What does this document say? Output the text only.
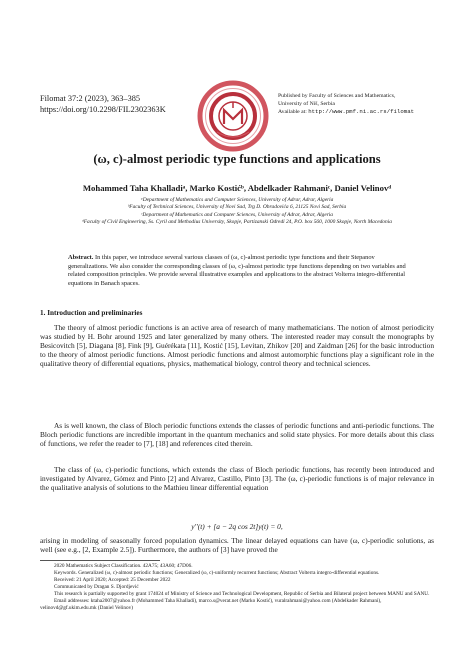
Filomat 37:2 (2023), 363–385
https://doi.org/10.2298/FIL2302363K
Published by Faculty of Sciences and Mathematics,
University of Niš, Serbia
Available at: http://www.pmf.ni.ac.rs/filomat
(ω, c)-almost periodic type functions and applications
Mohammed Taha Khalladiᵃ, Marko Kostićᵇ, Abdelkader Rahmaniᶜ, Daniel Velinovᵈ
ᵃDepartment of Mathematics and Computer Sciences, University of Adrar, Adrar, Algeria
ᵇFaculty of Technical Sciences, University of Novi Sad, Trg D. Obradovića 6, 21125 Novi Sad, Serbia
ᶜDepartment of Mathematics and Computer Sciences, University of Adrar, Adrar, Algeria
ᵈFaculty of Civil Engineering, Ss. Cyril and Methodius University, Skopje, Partizanski Odredi 24, P.O. box 560, 1000 Skopje, North Macedonia
Abstract. In this paper, we introduce several various classes of (ω, c)-almost periodic type functions and their Stepanov generalizations. We also consider the corresponding classes of (ω, c)-almost periodic type functions depending on two variables and related composition principles. We provide several illustrative examples and applications to the abstract Volterra integro-differential equations in Banach spaces.
1. Introduction and preliminaries

The theory of almost periodic functions is an active area of research of many mathematicians. The notion of almost periodicity was studied by H. Bohr around 1925 and later generalized by many others. The interested reader may consult the monographs by Besicovitch [5], Diagana [8], Fink [9], Guérékata [11], Kostić [15], Levitan, Zhikov [20] and Zaidman [26] for the basic introduction to the theory of almost periodic functions. Almost periodic functions and almost automorphic functions play a significant role in the qualitative theory of differential equations, physics, mathematical biology, control theory and technical sciences.

As is well known, the class of Bloch periodic functions extends the classes of periodic functions and anti-periodic functions. The Bloch periodic functions are incredible important in the quantum mechanics and solid state physics. For more details about this class of functions, we refer the reader to [7], [18] and references cited therein.

The class of (ω, c)-periodic functions, which extends the class of Bloch periodic functions, has recently been introduced and investigated by Alvarez, Gómez and Pinto [2] and Alvarez, Castillo, Pinto [3]. The (ω, c)-periodic functions is of major relevance in the qualitative analysis of solutions to the Mathieu linear differential equation

y′′(t) + [a − 2q cos 2t]y(t) = 0,

arising in modeling of seasonally forced population dynamics. The linear delayed equations can have (ω, c)-periodic solutions, as well (see e.g., [2, Example 2.5]). Furthermore, the authors of [3] have proved the

2020 Mathematics Subject Classification. 42A75; 43A60; 47D06.

Keywords. Generalized (ω, c)-almost periodic functions; Generalized (ω, c)-uniformly recurrent functions; Abstract Volterra integro-differential equations.

Received: 21 April 2020; Accepted: 25 December 2022

Communicated by Dragan S. Djordjević

This research is partially supported by grant 174024 of Ministry of Science and Technological Development, Republic of Serbia and Bilateral project between MANU and SANU.

Email addresses: ktaha2007@yahoo.fr (Mohammed Taha Khalladi), marco.s@verat.net (Marko Kostić), vuralrahmani@yahoo.com (Abdelkader Rahmani), velinovd@gf.ukim.edu.mk (Daniel Velinov)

Exercise objective: Omit every image. Quote each record exactly.

Solution to the problem:
What does this document say? Output the text only.
Filomat 37:2 (2023), 363–385
https://doi.org/10.2298/FIL2302363K
Published by Faculty of Sciences and Mathematics,
University of Niš, Serbia
Available at: http://www.pmf.ni.ac.rs/filomat
(ω, c)-almost periodic type functions and applications
Mohammed Taha Khalladiᵃ, Marko Kostićᵇ, Abdelkader Rahmaniᶜ, Daniel Velinovᵈ
ᵃDepartment of Mathematics and Computer Sciences, University of Adrar, Adrar, Algeria
ᵇFaculty of Technical Sciences, University of Novi Sad, Trg D. Obradovića 6, 21125 Novi Sad, Serbia
ᶜDepartment of Mathematics and Computer Sciences, University of Adrar, Adrar, Algeria
ᵈFaculty of Civil Engineering, Ss. Cyril and Methodius University, Skopje, Partizanski Odredi 24, P.O. box 560, 1000 Skopje, North Macedonia
Abstract. In this paper, we introduce several various classes of (ω, c)-almost periodic type functions and their Stepanov generalizations. We also consider the corresponding classes of (ω, c)-almost periodic type functions depending on two variables and related composition principles. We provide several illustrative examples and applications to the abstract Volterra integro-differential equations in Banach spaces.
1. Introduction and preliminaries

The theory of almost periodic functions is an active area of research of many mathematicians. The notion of almost periodicity was studied by H. Bohr around 1925 and later generalized by many others. The interested reader may consult the monographs by Besicovitch [5], Diagana [8], Fink [9], Guérékata [11], Kostić [15], Levitan, Zhikov [20] and Zaidman [26] for the basic introduction to the theory of almost periodic functions. Almost periodic functions and almost automorphic functions play a significant role in the qualitative theory of differential equations, physics, mathematical biology, control theory and technical sciences.

As is well known, the class of Bloch periodic functions extends the classes of periodic functions and anti-periodic functions. The Bloch periodic functions are incredible important in the quantum mechanics and solid state physics. For more details about this class of functions, we refer the reader to [7], [18] and references cited therein.

The class of (ω, c)-periodic functions, which extends the class of Bloch periodic functions, has recently been introduced and investigated by Alvarez, Gómez and Pinto [2] and Alvarez, Castillo, Pinto [3]. The (ω, c)-periodic functions is of major relevance in the qualitative analysis of solutions to the Mathieu linear differential equation

y′′(t) + [a − 2q cos 2t]y(t) = 0,

arising in modeling of seasonally forced population dynamics. The linear delayed equations can have (ω, c)-periodic solutions, as well (see e.g., [2, Example 2.5]). Furthermore, the authors of [3] have proved the

2020 Mathematics Subject Classification. 42A75; 43A60; 47D06.

Keywords. Generalized (ω, c)-almost periodic functions; Generalized (ω, c)-uniformly recurrent functions; Abstract Volterra integro-differential equations.

Received: 21 April 2020; Accepted: 25 December 2022

Communicated by Dragan S. Djordjević

This research is partially supported by grant 174024 of Ministry of Science and Technological Development, Republic of Serbia and Bilateral project between MANU and SANU.

Email addresses: ktaha2007@yahoo.fr (Mohammed Taha Khalladi), marco.s@verat.net (Marko Kostić), vuralrahmani@yahoo.com (Abdelkader Rahmani), velinovd@gf.ukim.edu.mk (Daniel Velinov)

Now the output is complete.